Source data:
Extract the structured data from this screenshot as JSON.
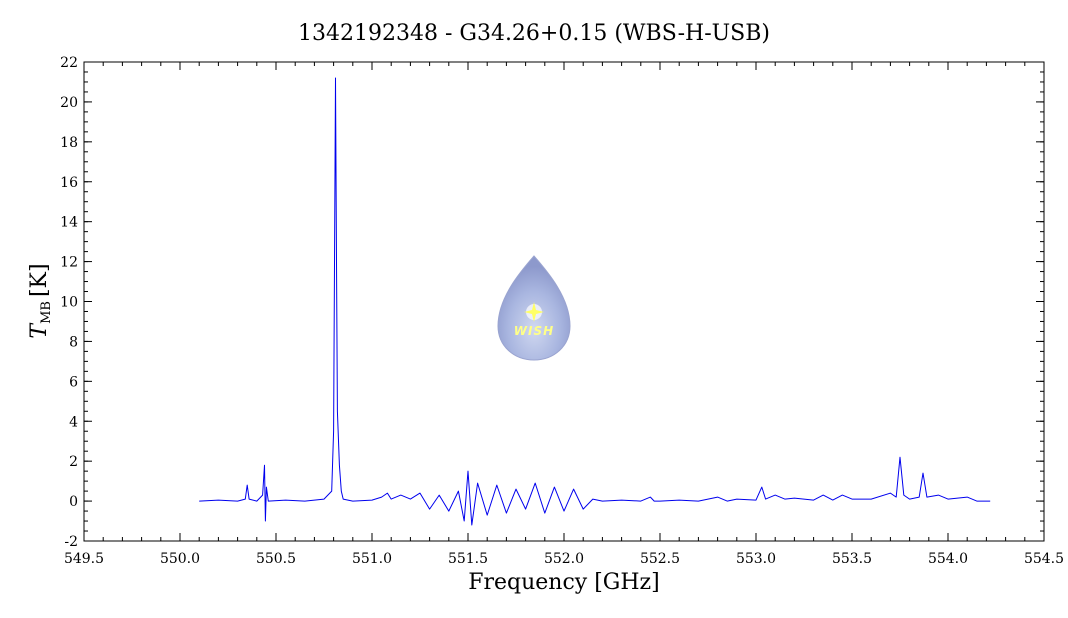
{
  "chart_data": {
    "type": "line",
    "title": "1342192348 - G34.26+0.15 (WBS-H-USB)",
    "xlabel": "Frequency [GHz]",
    "ylabel": {
      "symbol": "T",
      "subscript": "MB",
      "unit": "[K]"
    },
    "xlim": [
      549.5,
      554.5
    ],
    "ylim": [
      -2,
      22
    ],
    "xticks": [
      "549.5",
      "550.0",
      "550.5",
      "551.0",
      "551.5",
      "552.0",
      "552.5",
      "553.0",
      "553.5",
      "554.0",
      "554.5"
    ],
    "yticks": [
      "-2",
      "0",
      "2",
      "4",
      "6",
      "8",
      "10",
      "12",
      "14",
      "16",
      "18",
      "20",
      "22"
    ],
    "grid": false,
    "series": [
      {
        "color": "#0000ee",
        "x": [
          550.1,
          550.2,
          550.3,
          550.34,
          550.35,
          550.36,
          550.4,
          550.43,
          550.44,
          550.445,
          550.45,
          550.46,
          550.55,
          550.65,
          550.75,
          550.79,
          550.8,
          550.81,
          550.815,
          550.82,
          550.83,
          550.84,
          550.85,
          550.9,
          551.0,
          551.05,
          551.08,
          551.1,
          551.15,
          551.2,
          551.25,
          551.3,
          551.35,
          551.4,
          551.45,
          551.48,
          551.5,
          551.52,
          551.55,
          551.6,
          551.65,
          551.7,
          551.75,
          551.8,
          551.85,
          551.9,
          551.95,
          552.0,
          552.05,
          552.1,
          552.15,
          552.2,
          552.3,
          552.4,
          552.45,
          552.47,
          552.5,
          552.6,
          552.7,
          552.8,
          552.85,
          552.9,
          553.0,
          553.03,
          553.05,
          553.1,
          553.15,
          553.2,
          553.3,
          553.35,
          553.4,
          553.45,
          553.5,
          553.6,
          553.7,
          553.73,
          553.75,
          553.77,
          553.8,
          553.85,
          553.87,
          553.89,
          553.95,
          554.0,
          554.1,
          554.15,
          554.22
        ],
        "y": [
          0.0,
          0.05,
          0.0,
          0.1,
          0.8,
          0.1,
          0.0,
          0.3,
          1.8,
          -1.0,
          0.7,
          0.0,
          0.05,
          0.0,
          0.1,
          0.5,
          3.5,
          21.2,
          12.0,
          4.5,
          1.8,
          0.5,
          0.1,
          0.0,
          0.05,
          0.2,
          0.4,
          0.1,
          0.3,
          0.1,
          0.4,
          -0.4,
          0.3,
          -0.5,
          0.5,
          -1.0,
          1.5,
          -1.2,
          0.9,
          -0.7,
          0.8,
          -0.6,
          0.6,
          -0.4,
          0.9,
          -0.6,
          0.7,
          -0.5,
          0.6,
          -0.4,
          0.1,
          0.0,
          0.05,
          0.0,
          0.2,
          0.0,
          0.0,
          0.05,
          0.0,
          0.2,
          0.0,
          0.1,
          0.05,
          0.7,
          0.1,
          0.3,
          0.1,
          0.15,
          0.05,
          0.3,
          0.05,
          0.3,
          0.1,
          0.1,
          0.4,
          0.2,
          2.2,
          0.3,
          0.1,
          0.2,
          1.4,
          0.2,
          0.3,
          0.1,
          0.2,
          0.0,
          0.0
        ]
      }
    ]
  },
  "logo": {
    "text": "WISH"
  }
}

- Directions -
Transcribe all the lines above exactly, apart from the pictures.

- Full solution -
Extract the structured data from this screenshot as JSON.
{
  "chart_data": {
    "type": "line",
    "title": "1342192348 - G34.26+0.15 (WBS-H-USB)",
    "xlabel": "Frequency [GHz]",
    "ylabel": {
      "symbol": "T",
      "subscript": "MB",
      "unit": "[K]"
    },
    "xlim": [
      549.5,
      554.5
    ],
    "ylim": [
      -2,
      22
    ],
    "xticks": [
      "549.5",
      "550.0",
      "550.5",
      "551.0",
      "551.5",
      "552.0",
      "552.5",
      "553.0",
      "553.5",
      "554.0",
      "554.5"
    ],
    "yticks": [
      "-2",
      "0",
      "2",
      "4",
      "6",
      "8",
      "10",
      "12",
      "14",
      "16",
      "18",
      "20",
      "22"
    ],
    "grid": false,
    "series": [
      {
        "color": "#0000ee",
        "x": [
          550.1,
          550.2,
          550.3,
          550.34,
          550.35,
          550.36,
          550.4,
          550.43,
          550.44,
          550.445,
          550.45,
          550.46,
          550.55,
          550.65,
          550.75,
          550.79,
          550.8,
          550.81,
          550.815,
          550.82,
          550.83,
          550.84,
          550.85,
          550.9,
          551.0,
          551.05,
          551.08,
          551.1,
          551.15,
          551.2,
          551.25,
          551.3,
          551.35,
          551.4,
          551.45,
          551.48,
          551.5,
          551.52,
          551.55,
          551.6,
          551.65,
          551.7,
          551.75,
          551.8,
          551.85,
          551.9,
          551.95,
          552.0,
          552.05,
          552.1,
          552.15,
          552.2,
          552.3,
          552.4,
          552.45,
          552.47,
          552.5,
          552.6,
          552.7,
          552.8,
          552.85,
          552.9,
          553.0,
          553.03,
          553.05,
          553.1,
          553.15,
          553.2,
          553.3,
          553.35,
          553.4,
          553.45,
          553.5,
          553.6,
          553.7,
          553.73,
          553.75,
          553.77,
          553.8,
          553.85,
          553.87,
          553.89,
          553.95,
          554.0,
          554.1,
          554.15,
          554.22
        ],
        "y": [
          0.0,
          0.05,
          0.0,
          0.1,
          0.8,
          0.1,
          0.0,
          0.3,
          1.8,
          -1.0,
          0.7,
          0.0,
          0.05,
          0.0,
          0.1,
          0.5,
          3.5,
          21.2,
          12.0,
          4.5,
          1.8,
          0.5,
          0.1,
          0.0,
          0.05,
          0.2,
          0.4,
          0.1,
          0.3,
          0.1,
          0.4,
          -0.4,
          0.3,
          -0.5,
          0.5,
          -1.0,
          1.5,
          -1.2,
          0.9,
          -0.7,
          0.8,
          -0.6,
          0.6,
          -0.4,
          0.9,
          -0.6,
          0.7,
          -0.5,
          0.6,
          -0.4,
          0.1,
          0.0,
          0.05,
          0.0,
          0.2,
          0.0,
          0.0,
          0.05,
          0.0,
          0.2,
          0.0,
          0.1,
          0.05,
          0.7,
          0.1,
          0.3,
          0.1,
          0.15,
          0.05,
          0.3,
          0.05,
          0.3,
          0.1,
          0.1,
          0.4,
          0.2,
          2.2,
          0.3,
          0.1,
          0.2,
          1.4,
          0.2,
          0.3,
          0.1,
          0.2,
          0.0,
          0.0
        ]
      }
    ]
  },
  "logo": {
    "text": "WISH"
  }
}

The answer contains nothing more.